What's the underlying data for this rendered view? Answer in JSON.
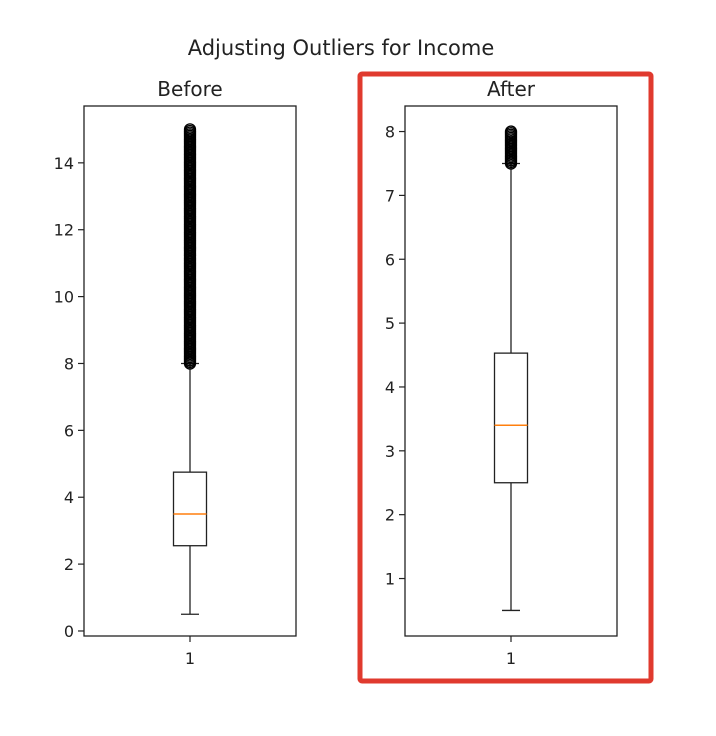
{
  "chart_data": {
    "type": "boxplot",
    "title": "Adjusting Outliers for Income",
    "highlight_color": "#e03a2e",
    "median_color": "#ff7f0e",
    "panels": [
      {
        "title": "Before",
        "category": "1",
        "ylim": [
          -0.15,
          15.7
        ],
        "yticks": [
          0,
          2,
          4,
          6,
          8,
          10,
          12,
          14
        ],
        "whisker_low": 0.5,
        "q1": 2.55,
        "median": 3.5,
        "q3": 4.75,
        "whisker_high": 8.0,
        "outlier_range": [
          8.0,
          15.0
        ],
        "highlighted": false
      },
      {
        "title": "After",
        "category": "1",
        "ylim": [
          0.1,
          8.4
        ],
        "yticks": [
          1,
          2,
          3,
          4,
          5,
          6,
          7,
          8
        ],
        "whisker_low": 0.5,
        "q1": 2.5,
        "median": 3.4,
        "q3": 4.53,
        "whisker_high": 7.5,
        "outlier_range": [
          7.5,
          8.0
        ],
        "highlighted": true
      }
    ]
  }
}
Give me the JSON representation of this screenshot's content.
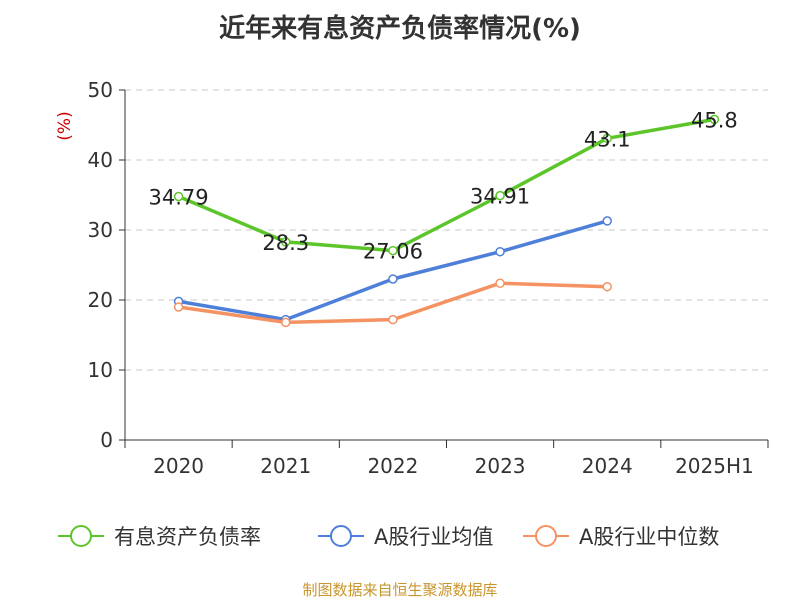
{
  "chart_data": {
    "type": "line",
    "title": "近年来有息资产负债率情况(%)",
    "ylabel": "(%)",
    "xlabel": "",
    "ylim": [
      0,
      50
    ],
    "yticks": [
      0,
      10,
      20,
      30,
      40,
      50
    ],
    "grid": true,
    "legend_position": "bottom",
    "categories": [
      "2020",
      "2021",
      "2022",
      "2023",
      "2024",
      "2025H1"
    ],
    "series": [
      {
        "name": "有息资产负债率",
        "color": "#5cc52a",
        "values": [
          34.79,
          28.3,
          27.06,
          34.91,
          43.1,
          45.8
        ],
        "labels": [
          "34.79",
          "28.3",
          "27.06",
          "34.91",
          "43.1",
          "45.8"
        ]
      },
      {
        "name": "A股行业均值",
        "color": "#4e7fd9",
        "values": [
          19.8,
          17.2,
          23.0,
          26.9,
          31.3,
          null
        ]
      },
      {
        "name": "A股行业中位数",
        "color": "#f59262",
        "values": [
          19.0,
          16.8,
          17.2,
          22.4,
          21.9,
          null
        ]
      }
    ]
  },
  "footer": {
    "source": "制图数据来自恒生聚源数据库"
  }
}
------
▶ [STATED PROBLEM]: Repeat the material above in full and exactly, apart from the pictures.

▶ [TASK ANSWER]:
What's the underlying data for this rendered view? Answer in JSON.
{
  "chart_data": {
    "type": "boxplot",
    "title": "Adjusting Outliers for Income",
    "highlight_color": "#e03a2e",
    "median_color": "#ff7f0e",
    "panels": [
      {
        "title": "Before",
        "category": "1",
        "ylim": [
          -0.15,
          15.7
        ],
        "yticks": [
          0,
          2,
          4,
          6,
          8,
          10,
          12,
          14
        ],
        "whisker_low": 0.5,
        "q1": 2.55,
        "median": 3.5,
        "q3": 4.75,
        "whisker_high": 8.0,
        "outlier_range": [
          8.0,
          15.0
        ],
        "highlighted": false
      },
      {
        "title": "After",
        "category": "1",
        "ylim": [
          0.1,
          8.4
        ],
        "yticks": [
          1,
          2,
          3,
          4,
          5,
          6,
          7,
          8
        ],
        "whisker_low": 0.5,
        "q1": 2.5,
        "median": 3.4,
        "q3": 4.53,
        "whisker_high": 7.5,
        "outlier_range": [
          7.5,
          8.0
        ],
        "highlighted": true
      }
    ]
  }
}
Give me the JSON representation of this screenshot's content.
{
  "chart_data": {
    "type": "line",
    "title": "近年来有息资产负债率情况(%)",
    "ylabel": "(%)",
    "xlabel": "",
    "ylim": [
      0,
      50
    ],
    "yticks": [
      0,
      10,
      20,
      30,
      40,
      50
    ],
    "grid": true,
    "legend_position": "bottom",
    "categories": [
      "2020",
      "2021",
      "2022",
      "2023",
      "2024",
      "2025H1"
    ],
    "series": [
      {
        "name": "有息资产负债率",
        "color": "#5cc52a",
        "values": [
          34.79,
          28.3,
          27.06,
          34.91,
          43.1,
          45.8
        ],
        "labels": [
          "34.79",
          "28.3",
          "27.06",
          "34.91",
          "43.1",
          "45.8"
        ]
      },
      {
        "name": "A股行业均值",
        "color": "#4e7fd9",
        "values": [
          19.8,
          17.2,
          23.0,
          26.9,
          31.3,
          null
        ]
      },
      {
        "name": "A股行业中位数",
        "color": "#f59262",
        "values": [
          19.0,
          16.8,
          17.2,
          22.4,
          21.9,
          null
        ]
      }
    ]
  },
  "footer": {
    "source": "制图数据来自恒生聚源数据库"
  }
}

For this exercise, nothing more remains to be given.